● **Esercizi da svolgere**:
• A. Trascrivi dal testo sul ragazzo che gioca a calcio la parte che si apre con le parole "Sono la mamma" e si chiude con "per averci scritto.".
• B. Secondo il testo sul ragazzo che gioca a calcio, in quale ruolo è stato schierato nell'ultima partita?
• C. Prosegui il testo sul ragazzo che gioca a calcio a partire dalla sua ultima frase.

● **Brano citato**:
Buongiorno,

Sono la mamma di un ragazzo di 12 anni che gioca a calcio come attaccante. Quando è in campo, non riesce mai a dare il 100%, nonostante sia molto bravo. Sembra sempre impaurito, contratto. L’ultima partita è stato messo in difesa ed ha fatto una partita pazzesca, sciolto e determinato. Ho anche provato a promettergli dei premi se segna, ma continuo a vederlo insicuro.

Grazie mille per averci scritto.

Dalle tue parole, viene da pensare che sia un discorso di aspettative. Tuo figlio è molto bravo, di conseguenza tutti si aspettano che sia determinante nella partita. Tante volte questo peso porta ad un’insicurezza, a non dare il 100% per via della paura di non essere all’altezza. Non è un caso che in un ruolo non suo come il difensore abbia fornito una prestazione eccellente. Quando siamo fuori ruolo, le aspettative nei nostri confronti, proprie ed altrui, diminuiscono e con queste anche la paura di sbagliare. Giochiamo più sereni per via del fatto che, se dovesse andare male, nessuno potrebbe dirci niente.

● **Righe di dati**:
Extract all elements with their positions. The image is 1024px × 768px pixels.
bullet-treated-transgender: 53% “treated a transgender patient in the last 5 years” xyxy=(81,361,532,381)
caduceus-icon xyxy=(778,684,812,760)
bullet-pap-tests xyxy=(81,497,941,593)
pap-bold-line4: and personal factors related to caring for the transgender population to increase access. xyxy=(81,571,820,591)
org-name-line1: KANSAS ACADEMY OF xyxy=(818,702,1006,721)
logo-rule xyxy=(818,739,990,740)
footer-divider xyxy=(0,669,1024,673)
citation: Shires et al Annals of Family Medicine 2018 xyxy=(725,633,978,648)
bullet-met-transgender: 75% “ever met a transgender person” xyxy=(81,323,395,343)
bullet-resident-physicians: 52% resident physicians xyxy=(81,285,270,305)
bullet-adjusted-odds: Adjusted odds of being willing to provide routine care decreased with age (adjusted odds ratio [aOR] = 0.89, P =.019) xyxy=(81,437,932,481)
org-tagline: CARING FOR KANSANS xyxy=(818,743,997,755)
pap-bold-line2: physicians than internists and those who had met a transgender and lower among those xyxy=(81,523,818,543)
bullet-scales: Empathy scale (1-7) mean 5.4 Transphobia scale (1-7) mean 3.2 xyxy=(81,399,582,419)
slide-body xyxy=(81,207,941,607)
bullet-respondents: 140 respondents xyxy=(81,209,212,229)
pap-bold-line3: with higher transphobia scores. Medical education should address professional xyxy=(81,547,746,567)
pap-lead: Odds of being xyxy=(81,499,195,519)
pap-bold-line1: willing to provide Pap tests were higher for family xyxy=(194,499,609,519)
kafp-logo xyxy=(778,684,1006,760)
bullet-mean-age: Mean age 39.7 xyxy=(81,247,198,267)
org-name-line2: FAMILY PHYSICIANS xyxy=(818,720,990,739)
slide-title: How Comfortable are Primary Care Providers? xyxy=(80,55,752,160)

● **Risposte scritte**:
• A.
Sono la mamma di un ragazzo di 12 anni che gioca a calcio come attaccante. Quando è in campo, non riesce mai a dare il 100%, nonostante sia molto bravo. Sembra sempre impaurito, contratto. L’ultima partita è stato messo in difesa ed ha fatto una partita pazzesca, sciolto e determinato. Ho anche provato a promettergli dei premi se segna, ma continuo a vederlo insicuro.

Grazie mille per averci scritto.

• B. In difesa.

• C.
L’aggiunta del premio in caso di gol, anche se fatta senz’altro con buoni intenti, non fa che aumentare la pressione sul ragazzo. Ogni volta che premiamo o puniamo un risultato, aumentiamo i livelli di stress e l’insicurezza. Insegnare l’accettazione incondizionata, far capire che va benissimo comunque vada la partita, potrebbe essere una strategia efficace per togliere un po’ di pressione da tuo figlio e permettergli di giocare al 100% delle proprie potenzialità.